#### Page extract
Those who like sleeping snuggled up with their dogs may have noticed an odd but very common behavior: your dog sleeps facing away from you.
No matter which way you turn, it seems like your dog adjusts so that he’s facing the opposite direction.
If a person you were sleeping next to did this, you may think they were mad at you!
So why do dogs sometimes sleep facing away from you?
Dogs may sleep facing away from you because it’s a natural instinct instilled from their history as social, pack animals. It may also be because that position is more comfortable or conducive to sleeping, or you may be reinforcing the behavior or simply only noticing their position when they are in that direction.
Dogs are not the same as people, so it’s doubtful that they are sleeping facing away from you to give you the cold shoulder, so to speak.
But there are a lot of reasons that may be making your dog do this seemingly odd behavior.
If you’re looking to get your dog to start sleeping facing you or if you are curious as to why many dogs naturally prefer to sleep with their heads facing the opposite direction, read on!
Are You Sure Your Dog REALLY Always Sleeps Away From You?
You and your dog definitely have a very special relationship. There is love and trust and all of the great things people love about dogs.
And dogs definitely have a deep capacity for real emotional connections with people.
But it is important to remember that they are distinctly different animals than human beings.
If your human partner always sleeps facing away from you, it’s probably a good idea for you to reach out and make sure that everything is okay, since it may be an indication that they are upset with you.
########
** Work required **
Resume the piece on why dogs sleep facing away from their owners, starting right after its final sentence.
#### Data shown
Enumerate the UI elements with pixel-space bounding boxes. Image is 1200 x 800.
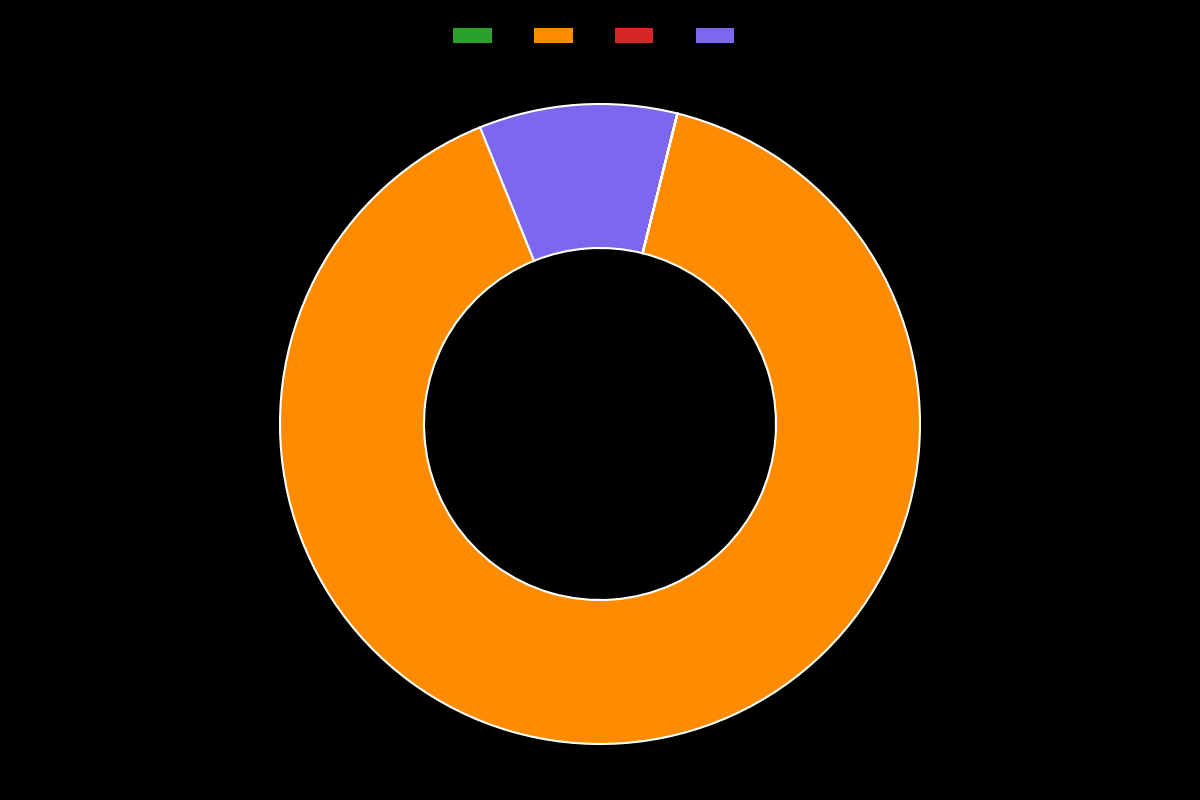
########
** Response below **
And you, being a caring and thoughtful person, are used to reading into cues like this in order to coexist peacefully with those around you.
If your loved one is displaying signs that they are upset, it’s natural for you to notice them and want to address them. This is one of those things that makes us humans so great at all of the nuanced communications that we do with each other.
With dogs, though, these natural inclinations to read body language can end up leading us in the wrong direction if we don’t know what we’re looking for.
So, before we continue with the “why” of your dog sleeping away from you, take a step back and reexamine your observation of this behavior.
It’s entirely possible that your dog sleeps facing away from you and towards you an equal amount. Heck, they may even sleep facing toward you most of the time.
Maybe, though, the moments when they sleep facing away from you are what stands out in your mind. Maybe you think that they sleep facing away from you a lot because you see that behavior and it makes you think that something is wrong, whereas sleeping facing towards you doesn’t even blip on your radar.
I could see that happening to me. When I think back on my day, what usually stands out to me is not the dozens of positive interactions that I had with people.
Instead, it’s usually characterized by that moment when I waved to someone who was actually waving to the person behind me. Or realizing too late that I’ve been calling someone by the wrong name (these are mine, insert our own embarrassing takeaways from the day if it helps).
My point is, bad things usually stand out to us more than the good and numerous studies confirm that people are better at remembering the bad stuff.
And the only reason you may be thinking about their sleeping position at all is because they are sleeping facing away from you at that moment, and it’s standing out to you as something bad.
But, in all likelihood, you’re just reading into their behavior. It doesn’t necessarily mean the same as if a person did it.
I’ve recommended it in other articles, but I so frequently find myself going back to Dr. McConnell’s Book The Other End Of The Leash that I feel like I need to keep recommending it.
It’s one thing to understand dog behavior, but all of that is lost if you don’t understand the human filter all of that information is processed through.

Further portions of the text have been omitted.